# start of Given entries
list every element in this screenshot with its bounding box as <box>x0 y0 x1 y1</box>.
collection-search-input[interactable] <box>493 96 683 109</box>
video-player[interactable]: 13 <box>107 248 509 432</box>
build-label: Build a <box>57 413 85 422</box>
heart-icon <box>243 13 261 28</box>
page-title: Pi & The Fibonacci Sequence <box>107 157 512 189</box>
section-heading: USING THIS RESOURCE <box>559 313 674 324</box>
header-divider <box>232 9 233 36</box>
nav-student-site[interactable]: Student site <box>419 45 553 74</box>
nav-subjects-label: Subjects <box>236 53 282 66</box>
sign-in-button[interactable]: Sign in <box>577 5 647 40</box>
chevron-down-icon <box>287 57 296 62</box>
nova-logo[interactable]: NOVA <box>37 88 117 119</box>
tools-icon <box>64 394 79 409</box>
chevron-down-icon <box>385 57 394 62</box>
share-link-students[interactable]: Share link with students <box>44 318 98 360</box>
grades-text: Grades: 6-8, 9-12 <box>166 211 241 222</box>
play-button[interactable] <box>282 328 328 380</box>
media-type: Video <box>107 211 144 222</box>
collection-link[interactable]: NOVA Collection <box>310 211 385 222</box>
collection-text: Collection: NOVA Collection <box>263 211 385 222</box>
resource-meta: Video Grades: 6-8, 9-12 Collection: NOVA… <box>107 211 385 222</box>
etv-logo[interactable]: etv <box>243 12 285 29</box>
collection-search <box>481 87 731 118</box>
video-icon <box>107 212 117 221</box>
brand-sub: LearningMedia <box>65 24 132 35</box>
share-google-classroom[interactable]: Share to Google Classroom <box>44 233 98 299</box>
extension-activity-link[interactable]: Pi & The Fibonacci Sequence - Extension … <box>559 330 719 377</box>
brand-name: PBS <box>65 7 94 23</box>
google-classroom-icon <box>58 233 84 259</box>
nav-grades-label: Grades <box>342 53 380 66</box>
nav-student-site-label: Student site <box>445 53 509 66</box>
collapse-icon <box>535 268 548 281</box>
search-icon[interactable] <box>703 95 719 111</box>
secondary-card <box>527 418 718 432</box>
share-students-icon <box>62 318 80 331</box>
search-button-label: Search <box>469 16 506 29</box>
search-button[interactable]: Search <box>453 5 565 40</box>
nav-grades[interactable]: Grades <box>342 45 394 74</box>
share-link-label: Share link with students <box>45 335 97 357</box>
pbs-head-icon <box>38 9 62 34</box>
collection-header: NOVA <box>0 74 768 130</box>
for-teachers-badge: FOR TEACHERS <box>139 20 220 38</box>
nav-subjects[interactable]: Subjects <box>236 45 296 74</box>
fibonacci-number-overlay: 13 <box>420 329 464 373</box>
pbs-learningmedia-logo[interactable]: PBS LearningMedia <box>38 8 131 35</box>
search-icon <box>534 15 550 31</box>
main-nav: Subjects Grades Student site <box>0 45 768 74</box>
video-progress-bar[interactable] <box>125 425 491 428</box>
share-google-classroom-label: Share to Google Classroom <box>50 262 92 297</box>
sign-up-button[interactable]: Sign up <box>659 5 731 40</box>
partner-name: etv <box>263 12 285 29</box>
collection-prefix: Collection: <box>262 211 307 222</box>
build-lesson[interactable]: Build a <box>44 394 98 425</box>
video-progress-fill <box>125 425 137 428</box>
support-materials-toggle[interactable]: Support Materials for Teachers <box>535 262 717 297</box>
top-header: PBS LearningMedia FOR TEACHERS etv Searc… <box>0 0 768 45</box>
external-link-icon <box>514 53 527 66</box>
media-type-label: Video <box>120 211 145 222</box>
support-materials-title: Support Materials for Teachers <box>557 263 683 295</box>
# end of Given entries
> [Task instructions] Copy every entry above line for line, with no changes.

> [The reply]
list every element in this screenshot with its bounding box as <box>x0 y0 x1 y1</box>.
collection-search-input[interactable] <box>493 96 683 109</box>
video-player[interactable]: 13 <box>107 248 509 432</box>
build-label: Build a <box>57 413 85 422</box>
heart-icon <box>243 13 261 28</box>
page-title: Pi & The Fibonacci Sequence <box>107 157 512 189</box>
section-heading: USING THIS RESOURCE <box>559 313 674 324</box>
header-divider <box>232 9 233 36</box>
nav-student-site[interactable]: Student site <box>419 45 553 74</box>
nav-subjects-label: Subjects <box>236 53 282 66</box>
sign-in-button[interactable]: Sign in <box>577 5 647 40</box>
chevron-down-icon <box>287 57 296 62</box>
nova-logo[interactable]: NOVA <box>37 88 117 119</box>
tools-icon <box>64 394 79 409</box>
chevron-down-icon <box>385 57 394 62</box>
share-link-students[interactable]: Share link with students <box>44 318 98 360</box>
grades-text: Grades: 6-8, 9-12 <box>166 211 241 222</box>
play-button[interactable] <box>282 328 328 380</box>
media-type: Video <box>107 211 144 222</box>
collection-link[interactable]: NOVA Collection <box>310 211 385 222</box>
collection-text: Collection: NOVA Collection <box>263 211 385 222</box>
resource-meta: Video Grades: 6-8, 9-12 Collection: NOVA… <box>107 211 385 222</box>
etv-logo[interactable]: etv <box>243 12 285 29</box>
collection-search <box>481 87 731 118</box>
video-icon <box>107 212 117 221</box>
brand-sub: LearningMedia <box>65 24 132 35</box>
share-google-classroom[interactable]: Share to Google Classroom <box>44 233 98 299</box>
extension-activity-link[interactable]: Pi & The Fibonacci Sequence - Extension … <box>559 330 719 377</box>
brand-name: PBS <box>65 7 94 23</box>
google-classroom-icon <box>58 233 84 259</box>
nav-grades-label: Grades <box>342 53 380 66</box>
nav-student-site-label: Student site <box>445 53 509 66</box>
collapse-icon <box>535 268 548 281</box>
search-icon[interactable] <box>703 95 719 111</box>
secondary-card <box>527 418 718 432</box>
share-students-icon <box>62 318 80 331</box>
search-button-label: Search <box>469 16 506 29</box>
search-button[interactable]: Search <box>453 5 565 40</box>
nav-grades[interactable]: Grades <box>342 45 394 74</box>
share-link-label: Share link with students <box>45 335 97 357</box>
pbs-head-icon <box>38 9 62 34</box>
collection-header: NOVA <box>0 74 768 130</box>
for-teachers-badge: FOR TEACHERS <box>139 20 220 38</box>
nav-subjects[interactable]: Subjects <box>236 45 296 74</box>
fibonacci-number-overlay: 13 <box>420 329 464 373</box>
pbs-learningmedia-logo[interactable]: PBS LearningMedia <box>38 8 131 35</box>
search-icon <box>534 15 550 31</box>
main-nav: Subjects Grades Student site <box>0 45 768 74</box>
video-progress-bar[interactable] <box>125 425 491 428</box>
share-google-classroom-label: Share to Google Classroom <box>50 262 92 297</box>
sign-up-button[interactable]: Sign up <box>659 5 731 40</box>
partner-name: etv <box>263 12 285 29</box>
collection-prefix: Collection: <box>262 211 307 222</box>
build-lesson[interactable]: Build a <box>44 394 98 425</box>
video-progress-fill <box>125 425 137 428</box>
support-materials-toggle[interactable]: Support Materials for Teachers <box>535 262 717 297</box>
top-header: PBS LearningMedia FOR TEACHERS etv Searc… <box>0 0 768 45</box>
external-link-icon <box>514 53 527 66</box>
media-type-label: Video <box>120 211 145 222</box>
support-materials-title: Support Materials for Teachers <box>557 263 683 295</box>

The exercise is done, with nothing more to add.